Set task: Reproduce each line of the listing exactly.

Information given:
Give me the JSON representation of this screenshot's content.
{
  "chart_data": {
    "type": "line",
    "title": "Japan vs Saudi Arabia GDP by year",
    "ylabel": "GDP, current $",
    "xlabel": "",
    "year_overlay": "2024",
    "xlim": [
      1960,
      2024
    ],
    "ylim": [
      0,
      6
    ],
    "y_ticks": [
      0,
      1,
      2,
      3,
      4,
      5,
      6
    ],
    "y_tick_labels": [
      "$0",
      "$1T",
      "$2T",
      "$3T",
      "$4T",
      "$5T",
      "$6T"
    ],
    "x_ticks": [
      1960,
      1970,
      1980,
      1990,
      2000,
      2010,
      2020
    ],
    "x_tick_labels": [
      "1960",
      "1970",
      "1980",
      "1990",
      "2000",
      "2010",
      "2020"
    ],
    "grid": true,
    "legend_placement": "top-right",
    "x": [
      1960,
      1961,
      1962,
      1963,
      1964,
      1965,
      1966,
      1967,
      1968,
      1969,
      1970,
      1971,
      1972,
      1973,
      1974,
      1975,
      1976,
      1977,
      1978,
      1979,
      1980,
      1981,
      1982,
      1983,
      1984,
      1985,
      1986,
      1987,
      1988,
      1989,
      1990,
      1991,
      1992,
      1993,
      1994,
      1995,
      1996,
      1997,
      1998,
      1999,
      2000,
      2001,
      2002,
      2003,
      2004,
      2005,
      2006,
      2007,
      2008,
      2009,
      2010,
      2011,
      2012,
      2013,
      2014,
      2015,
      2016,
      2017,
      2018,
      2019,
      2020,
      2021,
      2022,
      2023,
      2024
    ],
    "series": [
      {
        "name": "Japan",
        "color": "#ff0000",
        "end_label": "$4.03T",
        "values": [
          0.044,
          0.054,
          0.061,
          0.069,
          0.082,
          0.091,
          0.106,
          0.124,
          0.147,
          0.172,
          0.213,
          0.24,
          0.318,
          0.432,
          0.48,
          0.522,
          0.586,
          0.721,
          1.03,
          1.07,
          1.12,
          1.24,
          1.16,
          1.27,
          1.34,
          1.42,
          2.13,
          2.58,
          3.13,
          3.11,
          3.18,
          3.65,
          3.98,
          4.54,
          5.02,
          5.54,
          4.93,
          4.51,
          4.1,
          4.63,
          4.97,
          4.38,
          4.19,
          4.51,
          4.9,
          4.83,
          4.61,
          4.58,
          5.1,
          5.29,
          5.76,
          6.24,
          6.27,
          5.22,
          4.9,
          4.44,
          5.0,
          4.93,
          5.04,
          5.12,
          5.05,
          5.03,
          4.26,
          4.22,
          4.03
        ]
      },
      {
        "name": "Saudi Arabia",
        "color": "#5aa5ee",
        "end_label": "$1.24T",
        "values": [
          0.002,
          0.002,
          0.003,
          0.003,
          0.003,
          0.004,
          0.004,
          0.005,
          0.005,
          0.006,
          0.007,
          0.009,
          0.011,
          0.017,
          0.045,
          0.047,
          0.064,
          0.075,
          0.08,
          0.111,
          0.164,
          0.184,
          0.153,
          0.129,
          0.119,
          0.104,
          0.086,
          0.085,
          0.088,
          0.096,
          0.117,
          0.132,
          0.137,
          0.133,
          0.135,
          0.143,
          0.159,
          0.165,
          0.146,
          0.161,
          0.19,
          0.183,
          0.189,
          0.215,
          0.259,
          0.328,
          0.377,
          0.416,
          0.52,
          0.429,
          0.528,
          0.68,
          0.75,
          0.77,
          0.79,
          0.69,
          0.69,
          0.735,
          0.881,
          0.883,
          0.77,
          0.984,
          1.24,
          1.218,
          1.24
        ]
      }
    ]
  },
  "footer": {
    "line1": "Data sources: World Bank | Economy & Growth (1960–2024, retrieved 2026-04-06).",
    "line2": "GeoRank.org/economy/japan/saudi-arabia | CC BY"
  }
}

Exercise solution:
Give me the JSON representation of this screenshot's content.
{
  "chart_data": {
    "type": "line",
    "title": "Japan vs Saudi Arabia GDP by year",
    "ylabel": "GDP, current $",
    "xlabel": "",
    "year_overlay": "2024",
    "xlim": [
      1960,
      2024
    ],
    "ylim": [
      0,
      6
    ],
    "y_ticks": [
      0,
      1,
      2,
      3,
      4,
      5,
      6
    ],
    "y_tick_labels": [
      "$0",
      "$1T",
      "$2T",
      "$3T",
      "$4T",
      "$5T",
      "$6T"
    ],
    "x_ticks": [
      1960,
      1970,
      1980,
      1990,
      2000,
      2010,
      2020
    ],
    "x_tick_labels": [
      "1960",
      "1970",
      "1980",
      "1990",
      "2000",
      "2010",
      "2020"
    ],
    "grid": true,
    "legend_placement": "top-right",
    "x": [
      1960,
      1961,
      1962,
      1963,
      1964,
      1965,
      1966,
      1967,
      1968,
      1969,
      1970,
      1971,
      1972,
      1973,
      1974,
      1975,
      1976,
      1977,
      1978,
      1979,
      1980,
      1981,
      1982,
      1983,
      1984,
      1985,
      1986,
      1987,
      1988,
      1989,
      1990,
      1991,
      1992,
      1993,
      1994,
      1995,
      1996,
      1997,
      1998,
      1999,
      2000,
      2001,
      2002,
      2003,
      2004,
      2005,
      2006,
      2007,
      2008,
      2009,
      2010,
      2011,
      2012,
      2013,
      2014,
      2015,
      2016,
      2017,
      2018,
      2019,
      2020,
      2021,
      2022,
      2023,
      2024
    ],
    "series": [
      {
        "name": "Japan",
        "color": "#ff0000",
        "end_label": "$4.03T",
        "values": [
          0.044,
          0.054,
          0.061,
          0.069,
          0.082,
          0.091,
          0.106,
          0.124,
          0.147,
          0.172,
          0.213,
          0.24,
          0.318,
          0.432,
          0.48,
          0.522,
          0.586,
          0.721,
          1.03,
          1.07,
          1.12,
          1.24,
          1.16,
          1.27,
          1.34,
          1.42,
          2.13,
          2.58,
          3.13,
          3.11,
          3.18,
          3.65,
          3.98,
          4.54,
          5.02,
          5.54,
          4.93,
          4.51,
          4.1,
          4.63,
          4.97,
          4.38,
          4.19,
          4.51,
          4.9,
          4.83,
          4.61,
          4.58,
          5.1,
          5.29,
          5.76,
          6.24,
          6.27,
          5.22,
          4.9,
          4.44,
          5.0,
          4.93,
          5.04,
          5.12,
          5.05,
          5.03,
          4.26,
          4.22,
          4.03
        ]
      },
      {
        "name": "Saudi Arabia",
        "color": "#5aa5ee",
        "end_label": "$1.24T",
        "values": [
          0.002,
          0.002,
          0.003,
          0.003,
          0.003,
          0.004,
          0.004,
          0.005,
          0.005,
          0.006,
          0.007,
          0.009,
          0.011,
          0.017,
          0.045,
          0.047,
          0.064,
          0.075,
          0.08,
          0.111,
          0.164,
          0.184,
          0.153,
          0.129,
          0.119,
          0.104,
          0.086,
          0.085,
          0.088,
          0.096,
          0.117,
          0.132,
          0.137,
          0.133,
          0.135,
          0.143,
          0.159,
          0.165,
          0.146,
          0.161,
          0.19,
          0.183,
          0.189,
          0.215,
          0.259,
          0.328,
          0.377,
          0.416,
          0.52,
          0.429,
          0.528,
          0.68,
          0.75,
          0.77,
          0.79,
          0.69,
          0.69,
          0.735,
          0.881,
          0.883,
          0.77,
          0.984,
          1.24,
          1.218,
          1.24
        ]
      }
    ]
  },
  "footer": {
    "line1": "Data sources: World Bank | Economy & Growth (1960–2024, retrieved 2026-04-06).",
    "line2": "GeoRank.org/economy/japan/saudi-arabia | CC BY"
  }
}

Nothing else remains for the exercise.